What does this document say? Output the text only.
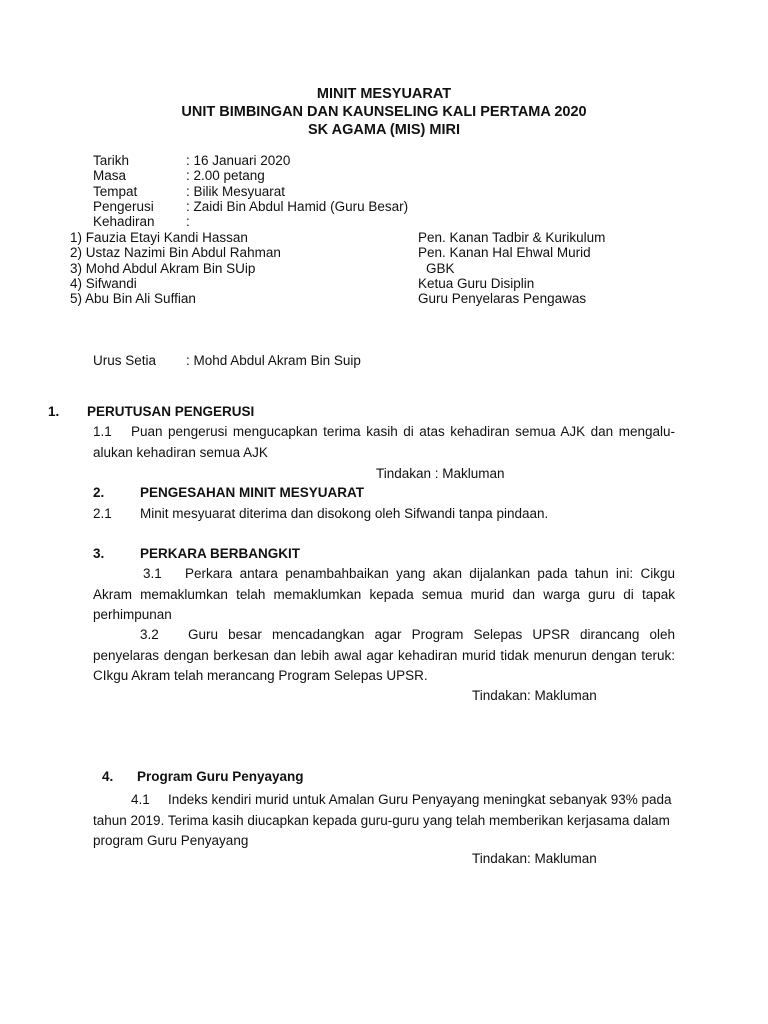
MINIT MESYUARAT
UNIT BIMBINGAN DAN KAUNSELING KALI PERTAMA 2020
SK AGAMA (MIS) MIRI
Tarikh	: 16 Januari 2020
Masa	: 2.00 petang
Tempat	: Bilik Mesyuarat
Pengerusi : Zaidi Bin Abdul Hamid (Guru Besar)
Kehadiran :
1) Fauzia Etayi Kandi Hassan	Pen. Kanan Tadbir & Kurikulum
2) Ustaz Nazimi Bin Abdul Rahman	Pen. Kanan Hal Ehwal Murid
3) Mohd Abdul Akram Bin SUip	GBK
4) Sifwandi	Ketua Guru Disiplin
5) Abu Bin Ali Suffian	Guru Penyelaras Pengawas
Urus Setia : Mohd Abdul Akram Bin Suip
1. PERUTUSAN PENGERUSI
1.1 Puan pengerusi mengucapkan terima kasih di atas kehadiran semua AJK dan mengalu-alukan kehadiran semua AJK
Tindakan : Makluman
2.	PENGESAHAN MINIT MESYUARAT
2.1 Minit mesyuarat diterima dan disokong oleh Sifwandi tanpa pindaan.
3.	PERKARA BERBANGKIT
3.1 Perkara antara penambahbaikan yang akan dijalankan pada tahun ini: Cikgu Akram memaklumkan telah memaklumkan kepada semua murid dan warga guru di tapak perhimpunan
3.2 Guru besar mencadangkan agar Program Selepas UPSR dirancang oleh penyelaras dengan berkesan dan lebih awal agar kehadiran murid tidak menurun dengan teruk: CIkgu Akram telah merancang Program Selepas UPSR.
Tindakan: Makluman
4. Program Guru Penyayang
4.1 Indeks kendiri murid untuk Amalan Guru Penyayang meningkat sebanyak 93% pada tahun 2019. Terima kasih diucapkan kepada guru-guru yang telah memberikan kerjasama dalam program Guru Penyayang
Tindakan: Makluman
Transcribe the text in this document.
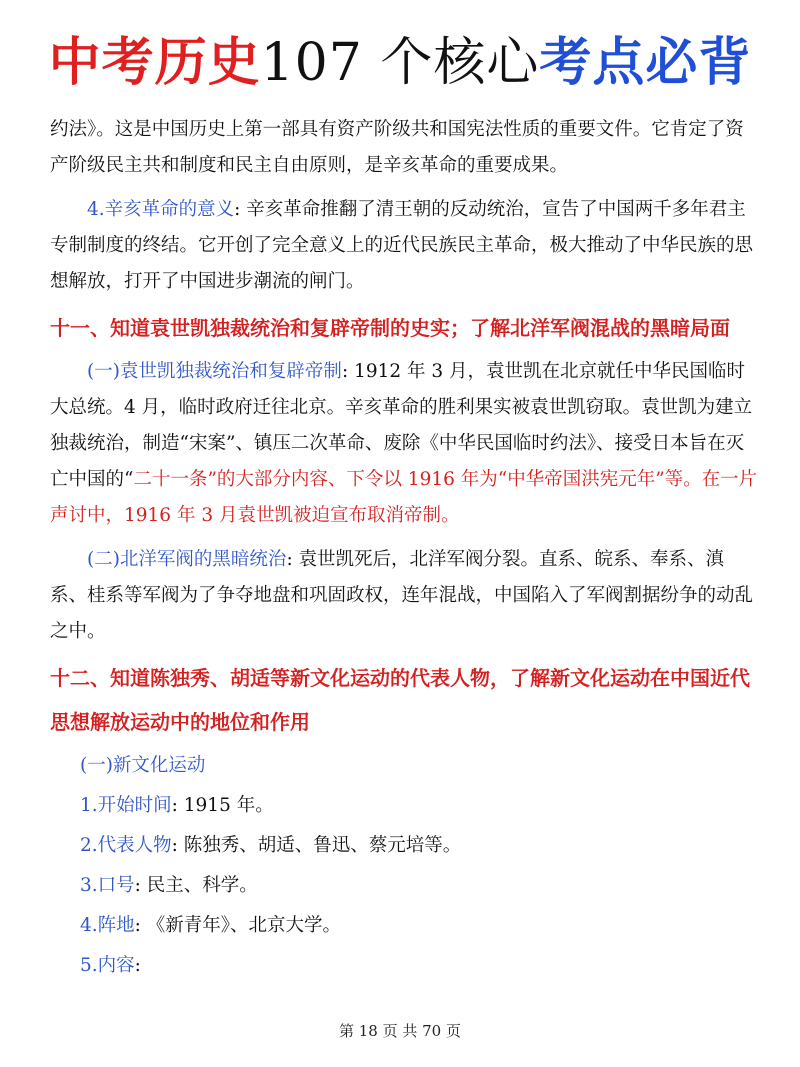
中考历史107 个核心考点必背

约法》。这是中国历史上第一部具有资产阶级共和国宪法性质的重要文件。它肯定了资产阶级民主共和制度和民主自由原则，是辛亥革命的重要成果。

4.辛亥革命的意义: 辛亥革命推翻了清王朝的反动统治，宣告了中国两千多年君主专制制度的终结。它开创了完全意义上的近代民族民主革命，极大推动了中华民族的思想解放，打开了中国进步潮流的闸门。

十一、知道袁世凯独裁统治和复辟帝制的史实；了解北洋军阀混战的黑暗局面

(一)袁世凯独裁统治和复辟帝制: 1912 年 3 月，袁世凯在北京就任中华民国临时大总统。4 月，临时政府迁往北京。辛亥革命的胜利果实被袁世凯窃取。袁世凯为建立独裁统治，制造“宋案”、镇压二次革命、废除《中华民国临时约法》、接受日本旨在灭亡中国的“二十一条”的大部分内容、下令以 1916 年为“中华帝国洪宪元年”等。在一片声讨中，1916 年 3 月袁世凯被迫宣布取消帝制。

(二)北洋军阀的黑暗统治: 袁世凯死后，北洋军阀分裂。直系、皖系、奉系、滇系、桂系等军阀为了争夺地盘和巩固政权，连年混战，中国陷入了军阀割据纷争的动乱之中。

十二、知道陈独秀、胡适等新文化运动的代表人物，了解新文化运动在中国近代思想解放运动中的地位和作用

(一)新文化运动

1.开始时间: 1915 年。

2.代表人物: 陈独秀、胡适、鲁迅、蔡元培等。

3.口号: 民主、科学。

4.阵地: 《新青年》、北京大学。

5.内容:

第 18 页 共 70 页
::::::::
◆ Required work ◆
Return each line exactly as written. Any picture gets left out.

◆ The output ◆
What does this document say? Output the text only.
MINIT MESYUARAT
UNIT BIMBINGAN DAN KAUNSELING KALI PERTAMA 2020
SK AGAMA (MIS) MIRI
Tarikh	: 16 Januari 2020
Masa	: 2.00 petang
Tempat	: Bilik Mesyuarat
Pengerusi : Zaidi Bin Abdul Hamid (Guru Besar)
Kehadiran :
1) Fauzia Etayi Kandi Hassan	Pen. Kanan Tadbir & Kurikulum
2) Ustaz Nazimi Bin Abdul Rahman	Pen. Kanan Hal Ehwal Murid
3) Mohd Abdul Akram Bin SUip	GBK
4) Sifwandi	Ketua Guru Disiplin
5) Abu Bin Ali Suffian	Guru Penyelaras Pengawas
Urus Setia : Mohd Abdul Akram Bin Suip
1. PERUTUSAN PENGERUSI
1.1 Puan pengerusi mengucapkan terima kasih di atas kehadiran semua AJK dan mengalu-alukan kehadiran semua AJK
Tindakan : Makluman
2.	PENGESAHAN MINIT MESYUARAT
2.1 Minit mesyuarat diterima dan disokong oleh Sifwandi tanpa pindaan.
3.	PERKARA BERBANGKIT
3.1 Perkara antara penambahbaikan yang akan dijalankan pada tahun ini: Cikgu Akram memaklumkan telah memaklumkan kepada semua murid dan warga guru di tapak perhimpunan
3.2 Guru besar mencadangkan agar Program Selepas UPSR dirancang oleh penyelaras dengan berkesan dan lebih awal agar kehadiran murid tidak menurun dengan teruk: CIkgu Akram telah merancang Program Selepas UPSR.
Tindakan: Makluman
4. Program Guru Penyayang
4.1 Indeks kendiri murid untuk Amalan Guru Penyayang meningkat sebanyak 93% pada tahun 2019. Terima kasih diucapkan kepada guru-guru yang telah memberikan kerjasama dalam program Guru Penyayang
Tindakan: Makluman
Transcribe the text in this document.
中考历史107 个核心考点必背

约法》。这是中国历史上第一部具有资产阶级共和国宪法性质的重要文件。它肯定了资产阶级民主共和制度和民主自由原则，是辛亥革命的重要成果。

4.辛亥革命的意义: 辛亥革命推翻了清王朝的反动统治，宣告了中国两千多年君主专制制度的终结。它开创了完全意义上的近代民族民主革命，极大推动了中华民族的思想解放，打开了中国进步潮流的闸门。

十一、知道袁世凯独裁统治和复辟帝制的史实；了解北洋军阀混战的黑暗局面

(一)袁世凯独裁统治和复辟帝制: 1912 年 3 月，袁世凯在北京就任中华民国临时大总统。4 月，临时政府迁往北京。辛亥革命的胜利果实被袁世凯窃取。袁世凯为建立独裁统治，制造“宋案”、镇压二次革命、废除《中华民国临时约法》、接受日本旨在灭亡中国的“二十一条”的大部分内容、下令以 1916 年为“中华帝国洪宪元年”等。在一片声讨中，1916 年 3 月袁世凯被迫宣布取消帝制。

(二)北洋军阀的黑暗统治: 袁世凯死后，北洋军阀分裂。直系、皖系、奉系、滇系、桂系等军阀为了争夺地盘和巩固政权，连年混战，中国陷入了军阀割据纷争的动乱之中。

十二、知道陈独秀、胡适等新文化运动的代表人物，了解新文化运动在中国近代思想解放运动中的地位和作用

(一)新文化运动

1.开始时间: 1915 年。

2.代表人物: 陈独秀、胡适、鲁迅、蔡元培等。

3.口号: 民主、科学。

4.阵地: 《新青年》、北京大学。

5.内容:

第 18 页 共 70 页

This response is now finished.